- **DESCRIPTION OF THE TASK**
Transcribe the entries below exactly; leave every image out.

- **SUPPLIED DATA**
....
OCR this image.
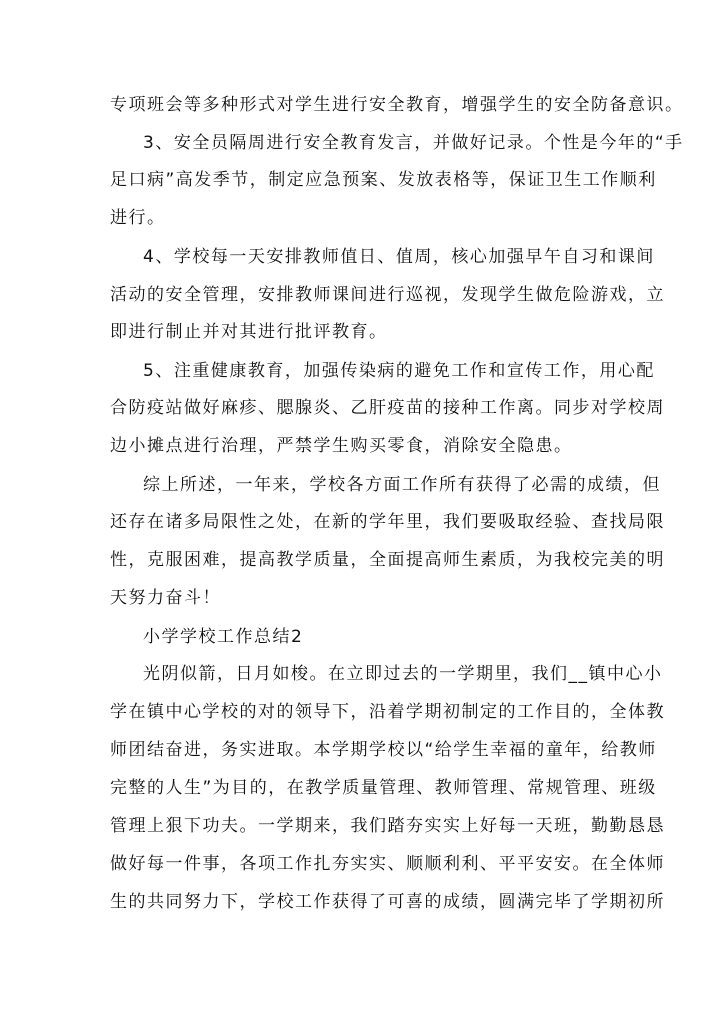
专项班会等多种形式对学生进行安全教育，增强学生的安全防备意识。
3、安全员隔周进行安全教育发言，并做好记录。个性是今年的“手
足口病”高发季节，制定应急预案、发放表格等，保证卫生工作顺利
进行。
4、学校每一天安排教师值日、值周，核心加强早午自习和课间
活动的安全管理，安排教师课间进行巡视，发现学生做危险游戏，立
即进行制止并对其进行批评教育。
5、注重健康教育，加强传染病的避免工作和宣传工作，用心配
合防疫站做好麻疹、腮腺炎、乙肝疫苗的接种工作离。同步对学校周
边小摊点进行治理，严禁学生购买零食，消除安全隐患。
综上所述，一年来，学校各方面工作所有获得了必需的成绩，但
还存在诸多局限性之处，在新的学年里，我们要吸取经验、查找局限
性，克服困难，提高教学质量，全面提高师生素质，为我校完美的明
天努力奋斗！
小学学校工作总结2
光阴似箭，日月如梭。在立即过去的一学期里，我们__镇中心小
学在镇中心学校的对的领导下，沿着学期初制定的工作目的，全体教
师团结奋进，务实进取。本学期学校以“给学生幸福的童年，给教师
完整的人生”为目的，在教学质量管理、教师管理、常规管理、班级
管理上狠下功夫。一学期来，我们踏夯实实上好每一天班，勤勤恳恳
做好每一件事，各项工作扎夯实实、顺顺利利、平平安安。在全体师
生的共同努力下，学校工作获得了可喜的成绩，圆满完毕了学期初所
....
- **RESPONSE BELOW**
OCR this image.
专项班会等多种形式对学生进行安全教育，增强学生的安全防备意识。
3、安全员隔周进行安全教育发言，并做好记录。个性是今年的“手
足口病”高发季节，制定应急预案、发放表格等，保证卫生工作顺利
进行。
4、学校每一天安排教师值日、值周，核心加强早午自习和课间
活动的安全管理，安排教师课间进行巡视，发现学生做危险游戏，立
即进行制止并对其进行批评教育。
5、注重健康教育，加强传染病的避免工作和宣传工作，用心配
合防疫站做好麻疹、腮腺炎、乙肝疫苗的接种工作离。同步对学校周
边小摊点进行治理，严禁学生购买零食，消除安全隐患。
综上所述，一年来，学校各方面工作所有获得了必需的成绩，但
还存在诸多局限性之处，在新的学年里，我们要吸取经验、查找局限
性，克服困难，提高教学质量，全面提高师生素质，为我校完美的明
天努力奋斗！
小学学校工作总结2
光阴似箭，日月如梭。在立即过去的一学期里，我们__镇中心小
学在镇中心学校的对的领导下，沿着学期初制定的工作目的，全体教
师团结奋进，务实进取。本学期学校以“给学生幸福的童年，给教师
完整的人生”为目的，在教学质量管理、教师管理、常规管理、班级
管理上狠下功夫。一学期来，我们踏夯实实上好每一天班，勤勤恳恳
做好每一件事，各项工作扎夯实实、顺顺利利、平平安安。在全体师
生的共同努力下，学校工作获得了可喜的成绩，圆满完毕了学期初所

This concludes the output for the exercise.